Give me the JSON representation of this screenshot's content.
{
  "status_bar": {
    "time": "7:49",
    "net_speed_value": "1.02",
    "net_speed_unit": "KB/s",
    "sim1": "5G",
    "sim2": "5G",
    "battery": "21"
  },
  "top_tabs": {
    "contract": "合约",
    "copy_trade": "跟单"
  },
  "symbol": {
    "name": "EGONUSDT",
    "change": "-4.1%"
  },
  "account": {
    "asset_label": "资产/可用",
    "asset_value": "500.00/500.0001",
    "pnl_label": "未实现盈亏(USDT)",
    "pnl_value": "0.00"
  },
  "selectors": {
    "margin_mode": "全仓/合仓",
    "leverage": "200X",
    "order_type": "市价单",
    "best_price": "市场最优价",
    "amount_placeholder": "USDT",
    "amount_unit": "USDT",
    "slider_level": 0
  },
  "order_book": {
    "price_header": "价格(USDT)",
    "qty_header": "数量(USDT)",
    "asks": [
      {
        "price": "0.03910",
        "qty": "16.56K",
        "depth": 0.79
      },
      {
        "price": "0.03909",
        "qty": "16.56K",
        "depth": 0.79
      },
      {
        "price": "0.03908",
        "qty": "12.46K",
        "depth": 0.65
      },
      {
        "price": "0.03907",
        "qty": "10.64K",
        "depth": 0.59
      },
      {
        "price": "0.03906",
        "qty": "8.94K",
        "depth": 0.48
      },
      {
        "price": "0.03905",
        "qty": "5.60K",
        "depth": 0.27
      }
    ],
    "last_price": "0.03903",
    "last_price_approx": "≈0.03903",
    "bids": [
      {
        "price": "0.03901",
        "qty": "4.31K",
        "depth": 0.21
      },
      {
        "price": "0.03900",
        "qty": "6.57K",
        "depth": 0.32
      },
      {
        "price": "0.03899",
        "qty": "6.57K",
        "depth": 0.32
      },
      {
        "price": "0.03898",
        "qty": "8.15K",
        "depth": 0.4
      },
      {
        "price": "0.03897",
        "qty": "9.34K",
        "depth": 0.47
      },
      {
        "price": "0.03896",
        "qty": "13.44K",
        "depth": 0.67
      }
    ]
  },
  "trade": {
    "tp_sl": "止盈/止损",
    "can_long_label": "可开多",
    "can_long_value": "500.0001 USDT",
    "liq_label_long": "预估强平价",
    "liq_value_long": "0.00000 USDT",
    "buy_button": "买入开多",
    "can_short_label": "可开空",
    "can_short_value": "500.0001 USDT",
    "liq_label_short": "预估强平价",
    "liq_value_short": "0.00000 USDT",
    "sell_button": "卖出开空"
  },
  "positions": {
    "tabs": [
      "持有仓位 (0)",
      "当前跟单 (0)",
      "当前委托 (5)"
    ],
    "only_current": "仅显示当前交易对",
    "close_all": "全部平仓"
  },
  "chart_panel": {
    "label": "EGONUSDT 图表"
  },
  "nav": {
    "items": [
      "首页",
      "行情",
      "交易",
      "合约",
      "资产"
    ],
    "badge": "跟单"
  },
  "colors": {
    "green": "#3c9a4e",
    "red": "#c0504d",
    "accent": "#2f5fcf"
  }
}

·····

• [SHORT TASK]
Nothing in the data may differ; print all of it exactly as written.

• [OUTPUT OF THE EXERCISE]
Give me the JSON representation of this screenshot's content.
{
  "status_bar": {
    "time": "7:49",
    "net_speed_value": "1.02",
    "net_speed_unit": "KB/s",
    "sim1": "5G",
    "sim2": "5G",
    "battery": "21"
  },
  "top_tabs": {
    "contract": "合约",
    "copy_trade": "跟单"
  },
  "symbol": {
    "name": "EGONUSDT",
    "change": "-4.1%"
  },
  "account": {
    "asset_label": "资产/可用",
    "asset_value": "500.00/500.0001",
    "pnl_label": "未实现盈亏(USDT)",
    "pnl_value": "0.00"
  },
  "selectors": {
    "margin_mode": "全仓/合仓",
    "leverage": "200X",
    "order_type": "市价单",
    "best_price": "市场最优价",
    "amount_placeholder": "USDT",
    "amount_unit": "USDT",
    "slider_level": 0
  },
  "order_book": {
    "price_header": "价格(USDT)",
    "qty_header": "数量(USDT)",
    "asks": [
      {
        "price": "0.03910",
        "qty": "16.56K",
        "depth": 0.79
      },
      {
        "price": "0.03909",
        "qty": "16.56K",
        "depth": 0.79
      },
      {
        "price": "0.03908",
        "qty": "12.46K",
        "depth": 0.65
      },
      {
        "price": "0.03907",
        "qty": "10.64K",
        "depth": 0.59
      },
      {
        "price": "0.03906",
        "qty": "8.94K",
        "depth": 0.48
      },
      {
        "price": "0.03905",
        "qty": "5.60K",
        "depth": 0.27
      }
    ],
    "last_price": "0.03903",
    "last_price_approx": "≈0.03903",
    "bids": [
      {
        "price": "0.03901",
        "qty": "4.31K",
        "depth": 0.21
      },
      {
        "price": "0.03900",
        "qty": "6.57K",
        "depth": 0.32
      },
      {
        "price": "0.03899",
        "qty": "6.57K",
        "depth": 0.32
      },
      {
        "price": "0.03898",
        "qty": "8.15K",
        "depth": 0.4
      },
      {
        "price": "0.03897",
        "qty": "9.34K",
        "depth": 0.47
      },
      {
        "price": "0.03896",
        "qty": "13.44K",
        "depth": 0.67
      }
    ]
  },
  "trade": {
    "tp_sl": "止盈/止损",
    "can_long_label": "可开多",
    "can_long_value": "500.0001 USDT",
    "liq_label_long": "预估强平价",
    "liq_value_long": "0.00000 USDT",
    "buy_button": "买入开多",
    "can_short_label": "可开空",
    "can_short_value": "500.0001 USDT",
    "liq_label_short": "预估强平价",
    "liq_value_short": "0.00000 USDT",
    "sell_button": "卖出开空"
  },
  "positions": {
    "tabs": [
      "持有仓位 (0)",
      "当前跟单 (0)",
      "当前委托 (5)"
    ],
    "only_current": "仅显示当前交易对",
    "close_all": "全部平仓"
  },
  "chart_panel": {
    "label": "EGONUSDT 图表"
  },
  "nav": {
    "items": [
      "首页",
      "行情",
      "交易",
      "合约",
      "资产"
    ],
    "badge": "跟单"
  },
  "colors": {
    "green": "#3c9a4e",
    "red": "#c0504d",
    "accent": "#2f5fcf"
  }
}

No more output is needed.